Records excerpted from a collection
__________
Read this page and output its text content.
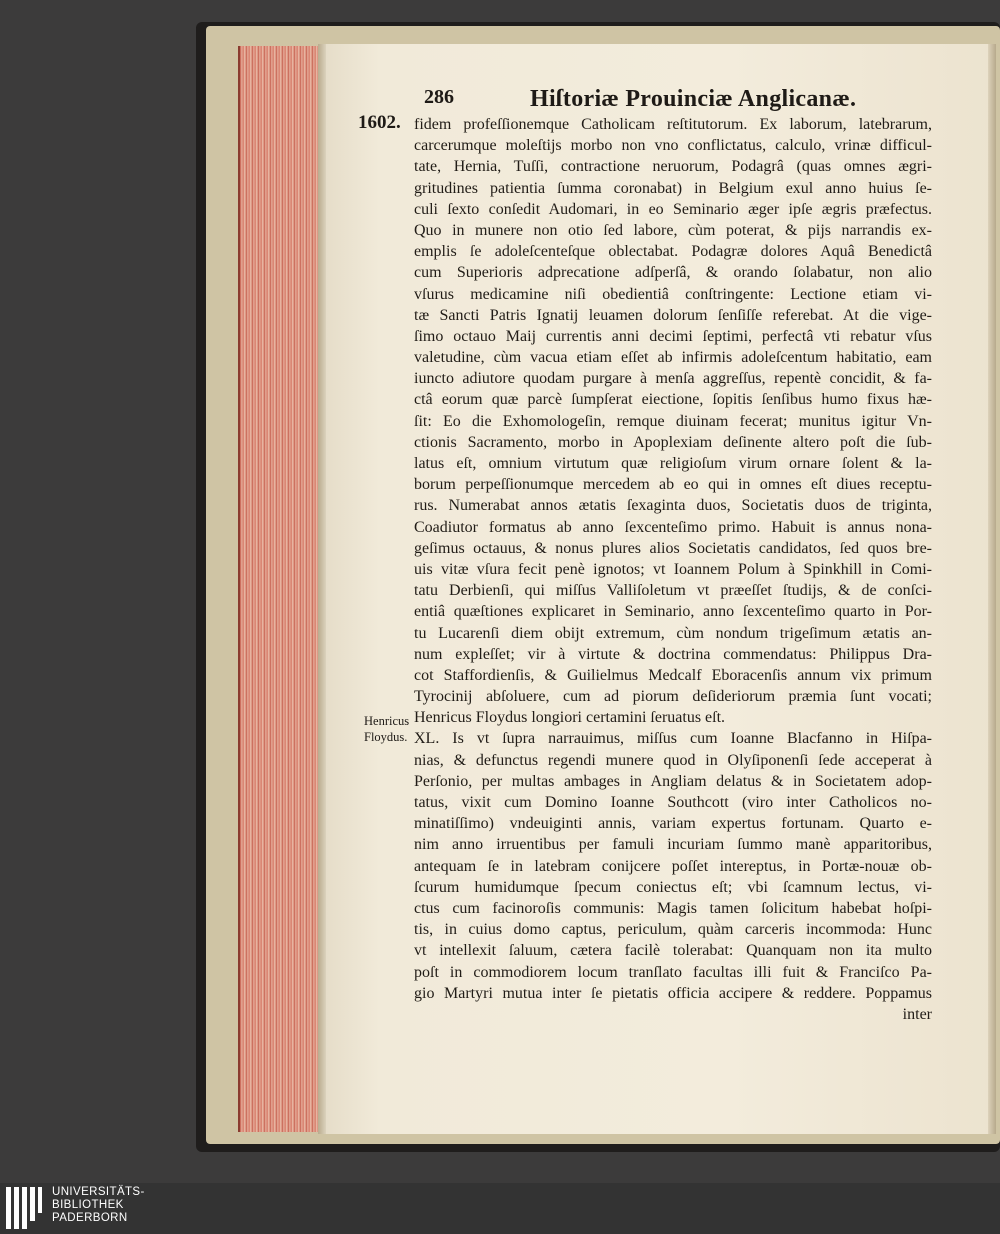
286	Hiſtoriæ Prouinciæ Anglicanæ.
1602.
Henricus
Floydus.
fidem profeſſionemque Catholicam reſtitutorum. Ex laborum, latebrarum,
carcerumque moleſtijs morbo non vno conflictatus, calculo, vrinæ difficul-
tate, Hernia, Tuſſi, contractione neruorum, Podagrâ (quas omnes ægri-
gritudines patientia ſumma coronabat) in Belgium exul anno huius ſe-
culi ſexto conſedit Audomari, in eo Seminario æger ipſe ægris præfectus.
Quo in munere non otio ſed labore, cùm poterat, & pijs narrandis ex-
emplis ſe adoleſcenteſque oblectabat. Podagræ dolores Aquâ Benedictâ
cum Superioris adprecatione adſperſâ, & orando ſolabatur, non alio
vſurus medicamine niſi obedientiâ conſtringente: Lectione etiam vi-
tæ Sancti Patris Ignatij leuamen dolorum ſenſiſſe referebat. At die vige-
ſimo octauo Maij currentis anni decimi ſeptimi, perfectâ vti rebatur vſus
valetudine, cùm vacua etiam eſſet ab infirmis adoleſcentum habitatio, eam
iuncto adiutore quodam purgare à menſa aggreſſus, repentè concidit, & fa-
ctâ eorum quæ parcè ſumpſerat eiectione, ſopitis ſenſibus humo fixus hæ-
ſit: Eo die Exhomologeſin, remque diuinam fecerat; munitus igitur Vn-
ctionis Sacramento, morbo in Apoplexiam deſinente altero poſt die ſub-
latus eſt, omnium virtutum quæ religioſum virum ornare ſolent & la-
borum perpeſſionumque mercedem ab eo qui in omnes eſt diues receptu-
rus. Numerabat annos ætatis ſexaginta duos, Societatis duos de triginta,
Coadiutor formatus ab anno ſexcenteſimo primo. Habuit is annus nona-
geſimus octauus, & nonus plures alios Societatis candidatos, ſed quos bre-
uis vitæ vſura fecit penè ignotos; vt Ioannem Polum à Spinkhill in Comi-
tatu Derbienſi, qui miſſus Valliſoletum vt præeſſet ſtudijs, & de conſci-
entiâ quæſtiones explicaret in Seminario, anno ſexcenteſimo quarto in Por-
tu Lucarenſi diem obijt extremum, cùm nondum trigeſimum ætatis an-
num expleſſet; vir à virtute & doctrina commendatus: Philippus Dra-
cot Staffordienſis, & Guilielmus Medcalf Eboracenſis annum vix primum
Tyrocinij abſoluere, cum ad piorum deſideriorum præmia ſunt vocati;
Henricus Floydus longiori certamini ſeruatus eſt.
XL. Is vt ſupra narrauimus, miſſus cum Ioanne Blacfanno in Hiſpa-
nias, & defunctus regendi munere quod in Olyſiponenſi ſede acceperat à
Perſonio, per multas ambages in Angliam delatus & in Societatem adop-
tatus, vixit cum Domino Ioanne Southcott (viro inter Catholicos no-
minatiſſimo) vndeuiginti annis, variam expertus fortunam. Quarto e-
nim anno irruentibus per famuli incuriam ſummo manè apparitoribus,
antequam ſe in latebram conijcere poſſet intereptus, in Portæ-nouæ ob-
ſcurum humidumque ſpecum coniectus eſt; vbi ſcamnum lectus, vi-
ctus cum facinoroſis communis: Magis tamen ſolicitum habebat hoſpi-
tis, in cuius domo captus, periculum, quàm carceris incommoda: Hunc
vt intellexit ſaluum, cætera facilè tolerabat: Quanquam non ita multo
poſt in commodiorem locum tranſlato facultas illi fuit & Franciſco Pa-
gio Martyri mutua inter ſe pietatis officia accipere & reddere. Poppamus
inter
UNIVERSITÄTS-
BIBLIOTHEK
PADERBORN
__________
▶ Job:
Look through the entries above; copy each line where the string "omnes" appears.

▶ Solution to the problem:
tate, Hernia, Tuſſi, contractione neruorum, Podagrâ (quas omnes ægri-
borum perpeſſionumque mercedem ab eo qui in omnes eſt diues receptu-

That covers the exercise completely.